** BEGIN **

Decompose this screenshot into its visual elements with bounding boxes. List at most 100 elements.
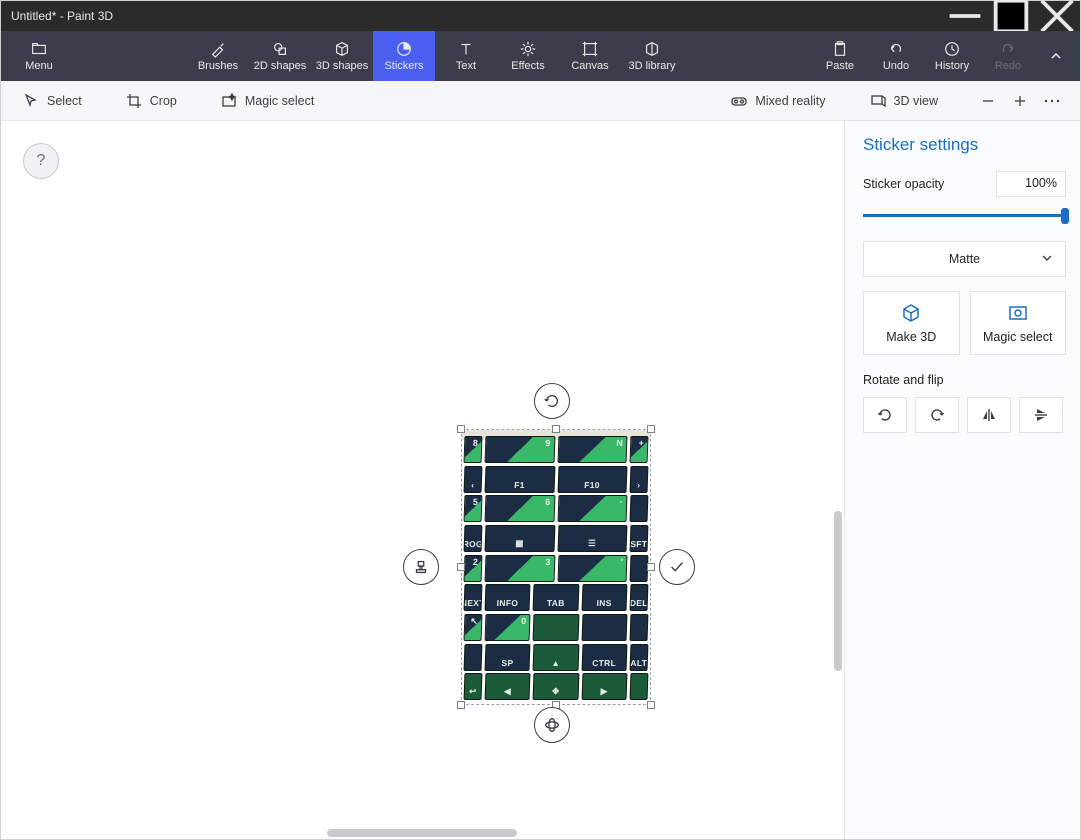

** END **
** BEGIN **

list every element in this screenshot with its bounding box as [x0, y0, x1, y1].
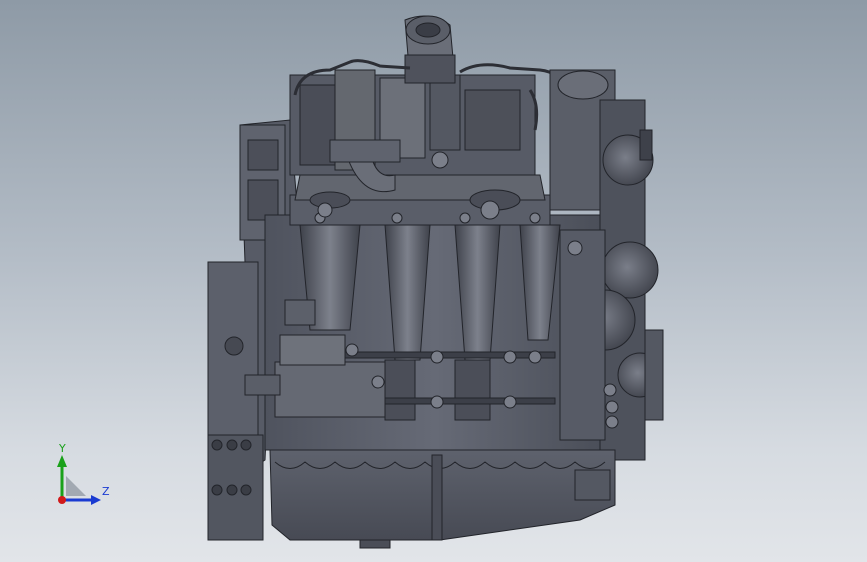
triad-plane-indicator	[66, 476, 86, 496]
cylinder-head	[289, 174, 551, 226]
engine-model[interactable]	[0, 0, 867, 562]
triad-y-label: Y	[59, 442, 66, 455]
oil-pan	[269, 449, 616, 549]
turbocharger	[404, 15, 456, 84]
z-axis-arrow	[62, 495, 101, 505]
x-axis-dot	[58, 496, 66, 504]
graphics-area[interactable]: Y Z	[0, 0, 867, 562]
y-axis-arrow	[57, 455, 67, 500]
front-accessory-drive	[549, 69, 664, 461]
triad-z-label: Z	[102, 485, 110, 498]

** END **
** BEGIN **

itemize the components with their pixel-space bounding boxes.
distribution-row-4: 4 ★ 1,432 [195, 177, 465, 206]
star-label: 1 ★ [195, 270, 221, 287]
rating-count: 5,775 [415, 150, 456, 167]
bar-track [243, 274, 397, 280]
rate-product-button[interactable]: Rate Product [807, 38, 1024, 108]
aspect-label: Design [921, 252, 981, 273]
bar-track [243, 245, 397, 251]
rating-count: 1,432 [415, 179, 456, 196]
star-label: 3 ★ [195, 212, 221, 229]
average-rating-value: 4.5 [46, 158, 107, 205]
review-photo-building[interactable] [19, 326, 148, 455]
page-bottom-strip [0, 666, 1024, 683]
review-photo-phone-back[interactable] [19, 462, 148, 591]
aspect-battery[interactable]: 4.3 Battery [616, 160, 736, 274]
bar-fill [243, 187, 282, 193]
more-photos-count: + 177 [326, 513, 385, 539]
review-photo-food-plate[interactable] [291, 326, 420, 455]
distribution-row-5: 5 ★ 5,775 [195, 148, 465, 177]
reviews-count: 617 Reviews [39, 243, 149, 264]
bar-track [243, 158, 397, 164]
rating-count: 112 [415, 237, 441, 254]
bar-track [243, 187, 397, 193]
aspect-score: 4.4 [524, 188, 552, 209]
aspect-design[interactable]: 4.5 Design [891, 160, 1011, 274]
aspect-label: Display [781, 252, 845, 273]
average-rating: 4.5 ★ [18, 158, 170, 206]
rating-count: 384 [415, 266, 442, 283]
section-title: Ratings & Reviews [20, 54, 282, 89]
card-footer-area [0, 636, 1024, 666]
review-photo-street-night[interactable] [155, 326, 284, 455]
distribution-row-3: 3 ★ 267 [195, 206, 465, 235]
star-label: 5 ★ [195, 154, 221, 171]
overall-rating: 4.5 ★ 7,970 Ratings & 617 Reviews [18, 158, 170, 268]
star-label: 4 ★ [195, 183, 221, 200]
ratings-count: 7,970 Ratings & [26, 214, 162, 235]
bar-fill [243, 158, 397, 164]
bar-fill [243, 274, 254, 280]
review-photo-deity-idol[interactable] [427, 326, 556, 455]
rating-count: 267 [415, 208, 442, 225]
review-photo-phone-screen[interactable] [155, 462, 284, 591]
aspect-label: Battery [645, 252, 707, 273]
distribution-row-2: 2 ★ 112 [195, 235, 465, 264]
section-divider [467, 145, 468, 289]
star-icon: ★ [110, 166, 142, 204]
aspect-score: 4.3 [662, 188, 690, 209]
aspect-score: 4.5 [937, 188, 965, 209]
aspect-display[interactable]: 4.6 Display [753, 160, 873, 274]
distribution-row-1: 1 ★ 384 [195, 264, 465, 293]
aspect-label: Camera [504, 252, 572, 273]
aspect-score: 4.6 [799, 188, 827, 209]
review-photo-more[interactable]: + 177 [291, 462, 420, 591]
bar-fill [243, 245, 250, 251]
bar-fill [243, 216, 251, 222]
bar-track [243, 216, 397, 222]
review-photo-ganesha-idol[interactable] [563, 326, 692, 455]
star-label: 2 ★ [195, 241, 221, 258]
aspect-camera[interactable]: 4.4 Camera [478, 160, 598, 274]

** END **

• _GIVEN REQUEST_: Update the part that opens with the line containing "itemize the components" and closes with the line containing "review-photo-deity-idol[interactable] [427, 326, 556, 455]" by changing every "bar-track" to "bar-background" and leaving everything else as it is. Return only those lines.

• _FULL RESPONSE_:
itemize the components with their pixel-space bounding boxes.
distribution-row-4: 4 ★ 1,432 [195, 177, 465, 206]
star-label: 1 ★ [195, 270, 221, 287]
rating-count: 5,775 [415, 150, 456, 167]
bar-background [243, 274, 397, 280]
rate-product-button[interactable]: Rate Product [807, 38, 1024, 108]
aspect-label: Design [921, 252, 981, 273]
bar-background [243, 245, 397, 251]
rating-count: 1,432 [415, 179, 456, 196]
star-label: 3 ★ [195, 212, 221, 229]
average-rating-value: 4.5 [46, 158, 107, 205]
review-photo-building[interactable] [19, 326, 148, 455]
page-bottom-strip [0, 666, 1024, 683]
review-photo-phone-back[interactable] [19, 462, 148, 591]
aspect-battery[interactable]: 4.3 Battery [616, 160, 736, 274]
bar-fill [243, 187, 282, 193]
more-photos-count: + 177 [326, 513, 385, 539]
review-photo-food-plate[interactable] [291, 326, 420, 455]
distribution-row-5: 5 ★ 5,775 [195, 148, 465, 177]
reviews-count: 617 Reviews [39, 243, 149, 264]
bar-background [243, 158, 397, 164]
rating-count: 112 [415, 237, 441, 254]
bar-background [243, 187, 397, 193]
aspect-score: 4.4 [524, 188, 552, 209]
aspect-design[interactable]: 4.5 Design [891, 160, 1011, 274]
aspect-label: Display [781, 252, 845, 273]
average-rating: 4.5 ★ [18, 158, 170, 206]
rating-count: 384 [415, 266, 442, 283]
section-title: Ratings & Reviews [20, 54, 282, 89]
card-footer-area [0, 636, 1024, 666]
review-photo-street-night[interactable] [155, 326, 284, 455]
distribution-row-3: 3 ★ 267 [195, 206, 465, 235]
star-label: 5 ★ [195, 154, 221, 171]
overall-rating: 4.5 ★ 7,970 Ratings & 617 Reviews [18, 158, 170, 268]
star-label: 4 ★ [195, 183, 221, 200]
ratings-count: 7,970 Ratings & [26, 214, 162, 235]
bar-fill [243, 158, 397, 164]
bar-fill [243, 274, 254, 280]
review-photo-deity-idol[interactable] [427, 326, 556, 455]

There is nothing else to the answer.